→ CHALLENGE: Find the word "image" in the material below and gather every line that contains it.

Raw records:
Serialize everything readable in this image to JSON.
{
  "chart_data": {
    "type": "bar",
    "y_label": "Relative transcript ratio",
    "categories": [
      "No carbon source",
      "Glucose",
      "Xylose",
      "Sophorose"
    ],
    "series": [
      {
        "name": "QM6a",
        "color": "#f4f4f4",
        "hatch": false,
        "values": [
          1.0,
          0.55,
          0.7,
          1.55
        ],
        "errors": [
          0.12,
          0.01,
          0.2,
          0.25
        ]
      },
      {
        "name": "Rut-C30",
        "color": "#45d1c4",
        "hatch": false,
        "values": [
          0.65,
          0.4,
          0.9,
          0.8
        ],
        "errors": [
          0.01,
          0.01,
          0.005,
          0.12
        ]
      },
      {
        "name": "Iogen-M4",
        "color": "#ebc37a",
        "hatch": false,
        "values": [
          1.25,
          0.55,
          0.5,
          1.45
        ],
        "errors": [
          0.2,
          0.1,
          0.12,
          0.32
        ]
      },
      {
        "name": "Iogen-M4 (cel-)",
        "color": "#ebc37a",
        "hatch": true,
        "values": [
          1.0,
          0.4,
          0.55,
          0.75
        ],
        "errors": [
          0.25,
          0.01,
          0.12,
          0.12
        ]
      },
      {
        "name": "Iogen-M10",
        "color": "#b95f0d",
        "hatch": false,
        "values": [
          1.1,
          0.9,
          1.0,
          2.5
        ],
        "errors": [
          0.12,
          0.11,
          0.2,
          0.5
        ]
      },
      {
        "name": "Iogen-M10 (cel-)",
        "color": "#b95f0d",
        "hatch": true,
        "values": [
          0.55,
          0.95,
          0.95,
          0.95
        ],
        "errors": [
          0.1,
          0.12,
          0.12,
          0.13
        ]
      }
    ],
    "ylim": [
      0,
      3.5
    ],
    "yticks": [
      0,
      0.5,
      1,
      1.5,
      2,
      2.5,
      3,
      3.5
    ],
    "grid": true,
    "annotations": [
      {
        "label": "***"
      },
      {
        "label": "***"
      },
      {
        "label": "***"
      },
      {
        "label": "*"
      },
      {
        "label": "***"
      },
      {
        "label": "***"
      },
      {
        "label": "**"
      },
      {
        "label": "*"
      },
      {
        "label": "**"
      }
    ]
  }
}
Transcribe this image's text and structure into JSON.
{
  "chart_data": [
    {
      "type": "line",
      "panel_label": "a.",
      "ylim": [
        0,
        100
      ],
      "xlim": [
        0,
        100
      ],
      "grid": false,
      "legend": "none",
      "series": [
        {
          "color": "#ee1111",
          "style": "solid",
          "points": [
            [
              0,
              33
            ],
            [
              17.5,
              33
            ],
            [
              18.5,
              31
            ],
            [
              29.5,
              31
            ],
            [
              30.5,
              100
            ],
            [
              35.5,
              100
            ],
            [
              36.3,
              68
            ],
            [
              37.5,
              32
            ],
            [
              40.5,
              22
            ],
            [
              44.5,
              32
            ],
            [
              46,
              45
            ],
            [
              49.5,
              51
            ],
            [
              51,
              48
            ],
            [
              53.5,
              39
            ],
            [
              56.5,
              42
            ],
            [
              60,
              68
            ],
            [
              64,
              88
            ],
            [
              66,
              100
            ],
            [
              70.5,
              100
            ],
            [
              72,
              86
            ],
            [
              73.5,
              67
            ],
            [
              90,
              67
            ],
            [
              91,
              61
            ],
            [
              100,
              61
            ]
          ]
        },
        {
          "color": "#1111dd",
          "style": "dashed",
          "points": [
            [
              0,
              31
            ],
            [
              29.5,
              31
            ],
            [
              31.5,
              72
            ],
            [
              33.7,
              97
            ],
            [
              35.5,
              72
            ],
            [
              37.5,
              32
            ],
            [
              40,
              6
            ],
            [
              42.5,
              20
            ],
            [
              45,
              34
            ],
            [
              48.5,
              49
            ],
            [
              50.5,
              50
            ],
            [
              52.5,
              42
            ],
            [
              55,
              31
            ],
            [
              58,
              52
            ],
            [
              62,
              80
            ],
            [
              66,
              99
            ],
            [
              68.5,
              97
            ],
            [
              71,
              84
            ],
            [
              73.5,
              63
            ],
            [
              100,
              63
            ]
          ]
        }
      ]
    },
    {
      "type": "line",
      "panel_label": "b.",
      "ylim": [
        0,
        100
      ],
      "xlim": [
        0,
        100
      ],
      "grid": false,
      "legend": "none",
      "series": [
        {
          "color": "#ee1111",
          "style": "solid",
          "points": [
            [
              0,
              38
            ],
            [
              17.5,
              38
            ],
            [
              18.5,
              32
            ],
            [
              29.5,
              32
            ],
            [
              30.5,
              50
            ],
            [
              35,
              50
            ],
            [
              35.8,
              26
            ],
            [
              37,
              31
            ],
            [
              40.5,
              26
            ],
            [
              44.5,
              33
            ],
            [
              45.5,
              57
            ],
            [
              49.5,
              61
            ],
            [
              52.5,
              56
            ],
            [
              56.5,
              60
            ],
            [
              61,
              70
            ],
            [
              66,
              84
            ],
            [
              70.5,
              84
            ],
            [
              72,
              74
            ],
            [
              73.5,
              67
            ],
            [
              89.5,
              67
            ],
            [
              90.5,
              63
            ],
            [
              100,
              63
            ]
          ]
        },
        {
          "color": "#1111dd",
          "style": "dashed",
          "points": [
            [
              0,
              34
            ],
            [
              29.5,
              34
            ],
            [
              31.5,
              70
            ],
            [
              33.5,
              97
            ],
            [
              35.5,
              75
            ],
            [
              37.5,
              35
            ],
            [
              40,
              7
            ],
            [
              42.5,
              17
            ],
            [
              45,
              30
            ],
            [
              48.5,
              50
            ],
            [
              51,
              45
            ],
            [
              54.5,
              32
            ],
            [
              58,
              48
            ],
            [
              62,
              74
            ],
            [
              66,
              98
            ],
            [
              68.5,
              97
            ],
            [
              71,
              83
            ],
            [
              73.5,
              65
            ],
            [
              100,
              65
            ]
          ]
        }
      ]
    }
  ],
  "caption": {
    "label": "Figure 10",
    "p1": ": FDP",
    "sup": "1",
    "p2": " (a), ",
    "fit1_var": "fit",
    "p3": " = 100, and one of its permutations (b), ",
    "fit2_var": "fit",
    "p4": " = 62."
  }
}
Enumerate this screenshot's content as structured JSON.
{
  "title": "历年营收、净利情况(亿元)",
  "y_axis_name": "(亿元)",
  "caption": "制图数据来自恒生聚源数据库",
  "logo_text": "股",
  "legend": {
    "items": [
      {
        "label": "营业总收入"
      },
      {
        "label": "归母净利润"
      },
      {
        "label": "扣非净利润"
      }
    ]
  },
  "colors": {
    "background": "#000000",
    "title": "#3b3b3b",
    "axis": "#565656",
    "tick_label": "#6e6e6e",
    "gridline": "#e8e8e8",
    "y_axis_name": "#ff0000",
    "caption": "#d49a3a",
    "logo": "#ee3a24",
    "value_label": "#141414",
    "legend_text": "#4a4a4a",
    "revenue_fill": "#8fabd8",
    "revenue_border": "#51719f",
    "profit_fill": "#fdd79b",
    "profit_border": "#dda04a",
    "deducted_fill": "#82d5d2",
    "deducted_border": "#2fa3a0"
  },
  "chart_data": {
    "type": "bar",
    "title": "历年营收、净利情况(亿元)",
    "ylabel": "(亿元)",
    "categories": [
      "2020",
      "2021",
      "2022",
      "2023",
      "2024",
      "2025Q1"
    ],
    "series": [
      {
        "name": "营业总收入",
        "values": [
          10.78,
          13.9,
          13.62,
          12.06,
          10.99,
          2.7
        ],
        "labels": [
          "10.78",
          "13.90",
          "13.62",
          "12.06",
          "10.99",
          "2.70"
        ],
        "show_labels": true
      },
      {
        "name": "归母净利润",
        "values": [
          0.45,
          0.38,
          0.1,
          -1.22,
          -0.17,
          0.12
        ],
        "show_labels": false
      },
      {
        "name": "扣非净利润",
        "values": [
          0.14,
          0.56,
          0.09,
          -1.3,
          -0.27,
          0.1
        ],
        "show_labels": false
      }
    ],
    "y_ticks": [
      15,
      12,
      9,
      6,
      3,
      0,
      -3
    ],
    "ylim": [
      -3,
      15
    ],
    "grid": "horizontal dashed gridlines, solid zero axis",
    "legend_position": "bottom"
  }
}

→ RESULT:
Serialize everything readable in this image to JSON.
Transcribe this image's text and structure into JSON.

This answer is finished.